=== RECORDS SHOWN ===

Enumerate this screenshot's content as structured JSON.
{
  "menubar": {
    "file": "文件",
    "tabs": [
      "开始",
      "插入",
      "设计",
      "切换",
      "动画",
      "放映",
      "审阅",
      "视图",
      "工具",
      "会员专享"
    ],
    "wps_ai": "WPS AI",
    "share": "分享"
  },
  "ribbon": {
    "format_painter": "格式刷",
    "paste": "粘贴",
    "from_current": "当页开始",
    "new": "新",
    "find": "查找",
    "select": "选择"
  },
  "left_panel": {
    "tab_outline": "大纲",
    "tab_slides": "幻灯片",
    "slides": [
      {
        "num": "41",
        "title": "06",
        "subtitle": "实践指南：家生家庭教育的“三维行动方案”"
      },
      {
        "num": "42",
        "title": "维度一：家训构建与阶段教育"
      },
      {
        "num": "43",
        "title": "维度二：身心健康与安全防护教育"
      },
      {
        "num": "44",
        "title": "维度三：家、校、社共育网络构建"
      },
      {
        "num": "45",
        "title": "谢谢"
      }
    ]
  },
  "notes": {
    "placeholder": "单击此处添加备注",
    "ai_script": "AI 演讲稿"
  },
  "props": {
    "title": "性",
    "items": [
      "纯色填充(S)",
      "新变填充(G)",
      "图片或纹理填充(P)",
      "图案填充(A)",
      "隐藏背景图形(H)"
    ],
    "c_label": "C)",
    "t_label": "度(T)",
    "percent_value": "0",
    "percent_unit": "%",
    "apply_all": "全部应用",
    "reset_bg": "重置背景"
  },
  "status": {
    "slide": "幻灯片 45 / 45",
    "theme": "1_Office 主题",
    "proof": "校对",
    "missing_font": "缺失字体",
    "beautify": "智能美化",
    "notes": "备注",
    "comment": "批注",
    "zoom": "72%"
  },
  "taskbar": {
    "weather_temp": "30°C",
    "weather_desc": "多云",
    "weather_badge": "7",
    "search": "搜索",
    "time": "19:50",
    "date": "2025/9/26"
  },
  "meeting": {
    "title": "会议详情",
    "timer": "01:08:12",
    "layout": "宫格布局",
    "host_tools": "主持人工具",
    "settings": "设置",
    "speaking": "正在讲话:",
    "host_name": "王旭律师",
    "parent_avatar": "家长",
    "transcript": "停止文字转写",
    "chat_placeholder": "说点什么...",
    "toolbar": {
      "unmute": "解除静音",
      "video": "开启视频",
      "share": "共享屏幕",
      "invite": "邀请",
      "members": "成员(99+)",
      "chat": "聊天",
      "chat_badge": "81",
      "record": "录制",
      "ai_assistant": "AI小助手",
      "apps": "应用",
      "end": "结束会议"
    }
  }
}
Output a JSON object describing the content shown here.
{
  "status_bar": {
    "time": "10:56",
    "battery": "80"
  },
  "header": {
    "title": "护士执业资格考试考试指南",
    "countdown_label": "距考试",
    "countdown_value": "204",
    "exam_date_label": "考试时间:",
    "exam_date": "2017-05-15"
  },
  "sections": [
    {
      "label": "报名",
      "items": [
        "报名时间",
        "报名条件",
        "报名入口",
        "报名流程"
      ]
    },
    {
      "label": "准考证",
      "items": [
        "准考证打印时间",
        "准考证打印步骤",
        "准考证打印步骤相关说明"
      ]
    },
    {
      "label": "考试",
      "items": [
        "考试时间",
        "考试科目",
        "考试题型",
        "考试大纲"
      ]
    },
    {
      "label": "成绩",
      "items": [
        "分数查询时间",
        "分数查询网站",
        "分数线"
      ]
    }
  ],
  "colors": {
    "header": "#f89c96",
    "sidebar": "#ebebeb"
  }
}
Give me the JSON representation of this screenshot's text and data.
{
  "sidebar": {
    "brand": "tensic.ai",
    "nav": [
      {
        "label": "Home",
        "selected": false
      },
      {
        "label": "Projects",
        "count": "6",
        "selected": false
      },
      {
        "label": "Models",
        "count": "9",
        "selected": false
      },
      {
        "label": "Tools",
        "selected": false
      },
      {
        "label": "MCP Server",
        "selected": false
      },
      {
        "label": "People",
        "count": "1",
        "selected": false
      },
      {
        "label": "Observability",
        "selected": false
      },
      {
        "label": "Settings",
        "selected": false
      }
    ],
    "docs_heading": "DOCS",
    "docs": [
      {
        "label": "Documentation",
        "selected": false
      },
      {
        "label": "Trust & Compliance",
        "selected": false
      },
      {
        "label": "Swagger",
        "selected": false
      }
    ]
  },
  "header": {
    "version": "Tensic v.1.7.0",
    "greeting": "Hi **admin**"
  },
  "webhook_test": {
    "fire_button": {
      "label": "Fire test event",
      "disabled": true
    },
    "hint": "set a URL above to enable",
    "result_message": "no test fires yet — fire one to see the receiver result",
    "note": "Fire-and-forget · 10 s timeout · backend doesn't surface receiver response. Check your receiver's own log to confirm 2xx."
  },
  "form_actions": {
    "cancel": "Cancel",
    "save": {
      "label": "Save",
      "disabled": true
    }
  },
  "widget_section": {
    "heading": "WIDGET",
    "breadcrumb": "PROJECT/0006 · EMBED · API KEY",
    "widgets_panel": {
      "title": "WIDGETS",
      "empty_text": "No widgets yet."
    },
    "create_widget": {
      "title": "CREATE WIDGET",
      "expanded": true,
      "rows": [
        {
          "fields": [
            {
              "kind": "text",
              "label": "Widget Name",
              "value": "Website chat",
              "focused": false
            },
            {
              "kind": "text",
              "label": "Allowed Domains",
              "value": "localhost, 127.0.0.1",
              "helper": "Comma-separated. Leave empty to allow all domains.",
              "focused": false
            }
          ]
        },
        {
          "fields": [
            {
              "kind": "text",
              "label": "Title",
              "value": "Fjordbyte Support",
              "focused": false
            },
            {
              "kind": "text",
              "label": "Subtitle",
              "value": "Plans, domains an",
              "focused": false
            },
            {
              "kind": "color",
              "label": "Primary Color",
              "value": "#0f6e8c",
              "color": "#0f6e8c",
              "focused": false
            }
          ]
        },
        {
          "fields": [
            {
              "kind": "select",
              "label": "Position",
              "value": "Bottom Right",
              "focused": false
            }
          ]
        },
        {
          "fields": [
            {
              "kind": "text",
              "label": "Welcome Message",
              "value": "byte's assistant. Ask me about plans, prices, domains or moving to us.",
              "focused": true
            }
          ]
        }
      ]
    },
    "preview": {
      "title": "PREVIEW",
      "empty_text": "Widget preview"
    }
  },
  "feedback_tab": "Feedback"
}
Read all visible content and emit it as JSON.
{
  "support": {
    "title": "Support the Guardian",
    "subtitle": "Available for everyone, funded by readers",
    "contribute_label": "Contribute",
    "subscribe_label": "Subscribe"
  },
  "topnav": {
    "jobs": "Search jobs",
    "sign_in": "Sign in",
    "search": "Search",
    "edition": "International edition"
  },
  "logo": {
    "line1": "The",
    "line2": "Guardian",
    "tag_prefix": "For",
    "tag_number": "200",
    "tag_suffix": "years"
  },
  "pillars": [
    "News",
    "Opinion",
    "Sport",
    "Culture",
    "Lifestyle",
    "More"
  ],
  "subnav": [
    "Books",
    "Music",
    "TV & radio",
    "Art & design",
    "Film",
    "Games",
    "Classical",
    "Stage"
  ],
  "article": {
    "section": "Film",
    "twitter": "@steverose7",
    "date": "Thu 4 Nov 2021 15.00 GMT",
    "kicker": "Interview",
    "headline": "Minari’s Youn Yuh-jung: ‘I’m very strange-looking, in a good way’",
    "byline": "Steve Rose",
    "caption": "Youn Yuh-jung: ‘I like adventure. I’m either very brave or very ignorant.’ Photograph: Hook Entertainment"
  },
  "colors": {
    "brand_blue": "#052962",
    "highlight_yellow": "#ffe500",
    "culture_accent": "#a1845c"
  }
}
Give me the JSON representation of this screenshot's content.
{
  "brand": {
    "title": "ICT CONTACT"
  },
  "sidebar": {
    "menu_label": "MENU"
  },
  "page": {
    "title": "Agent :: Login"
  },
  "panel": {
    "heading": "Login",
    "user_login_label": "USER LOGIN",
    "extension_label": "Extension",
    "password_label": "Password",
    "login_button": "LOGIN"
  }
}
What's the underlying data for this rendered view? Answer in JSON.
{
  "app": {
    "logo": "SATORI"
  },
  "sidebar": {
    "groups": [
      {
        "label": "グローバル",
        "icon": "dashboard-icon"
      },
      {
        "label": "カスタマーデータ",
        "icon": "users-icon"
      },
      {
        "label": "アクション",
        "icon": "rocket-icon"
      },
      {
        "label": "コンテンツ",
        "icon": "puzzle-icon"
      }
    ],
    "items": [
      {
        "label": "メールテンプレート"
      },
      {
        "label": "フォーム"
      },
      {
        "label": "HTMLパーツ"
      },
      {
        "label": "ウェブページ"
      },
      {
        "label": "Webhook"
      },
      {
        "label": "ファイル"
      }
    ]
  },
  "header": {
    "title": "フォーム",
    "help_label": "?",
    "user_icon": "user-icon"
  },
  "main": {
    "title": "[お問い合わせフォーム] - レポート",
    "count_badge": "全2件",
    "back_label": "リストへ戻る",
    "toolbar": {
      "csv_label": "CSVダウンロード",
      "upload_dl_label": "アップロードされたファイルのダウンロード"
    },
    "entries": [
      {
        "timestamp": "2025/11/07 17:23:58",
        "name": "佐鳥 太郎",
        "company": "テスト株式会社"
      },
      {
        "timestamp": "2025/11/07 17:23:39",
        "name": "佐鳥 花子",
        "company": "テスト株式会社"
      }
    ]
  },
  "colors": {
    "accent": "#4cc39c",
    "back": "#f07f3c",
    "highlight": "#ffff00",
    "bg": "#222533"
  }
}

===

Copy out every line from the one containing "What's the underlying" to the end of the material, both ends included.

THE REPLY
What's the underlying data for this rendered view? Answer in JSON.
{
  "app": {
    "logo": "SATORI"
  },
  "sidebar": {
    "groups": [
      {
        "label": "グローバル",
        "icon": "dashboard-icon"
      },
      {
        "label": "カスタマーデータ",
        "icon": "users-icon"
      },
      {
        "label": "アクション",
        "icon": "rocket-icon"
      },
      {
        "label": "コンテンツ",
        "icon": "puzzle-icon"
      }
    ],
    "items": [
      {
        "label": "メールテンプレート"
      },
      {
        "label": "フォーム"
      },
      {
        "label": "HTMLパーツ"
      },
      {
        "label": "ウェブページ"
      },
      {
        "label": "Webhook"
      },
      {
        "label": "ファイル"
      }
    ]
  },
  "header": {
    "title": "フォーム",
    "help_label": "?",
    "user_icon": "user-icon"
  },
  "main": {
    "title": "[お問い合わせフォーム] - レポート",
    "count_badge": "全2件",
    "back_label": "リストへ戻る",
    "toolbar": {
      "csv_label": "CSVダウンロード",
      "upload_dl_label": "アップロードされたファイルのダウンロード"
    },
    "entries": [
      {
        "timestamp": "2025/11/07 17:23:58",
        "name": "佐鳥 太郎",
        "company": "テスト株式会社"
      },
      {
        "timestamp": "2025/11/07 17:23:39",
        "name": "佐鳥 花子",
        "company": "テスト株式会社"
      }
    ]
  },
  "colors": {
    "accent": "#4cc39c",
    "back": "#f07f3c",
    "highlight": "#ffff00",
    "bg": "#222533"
  }
}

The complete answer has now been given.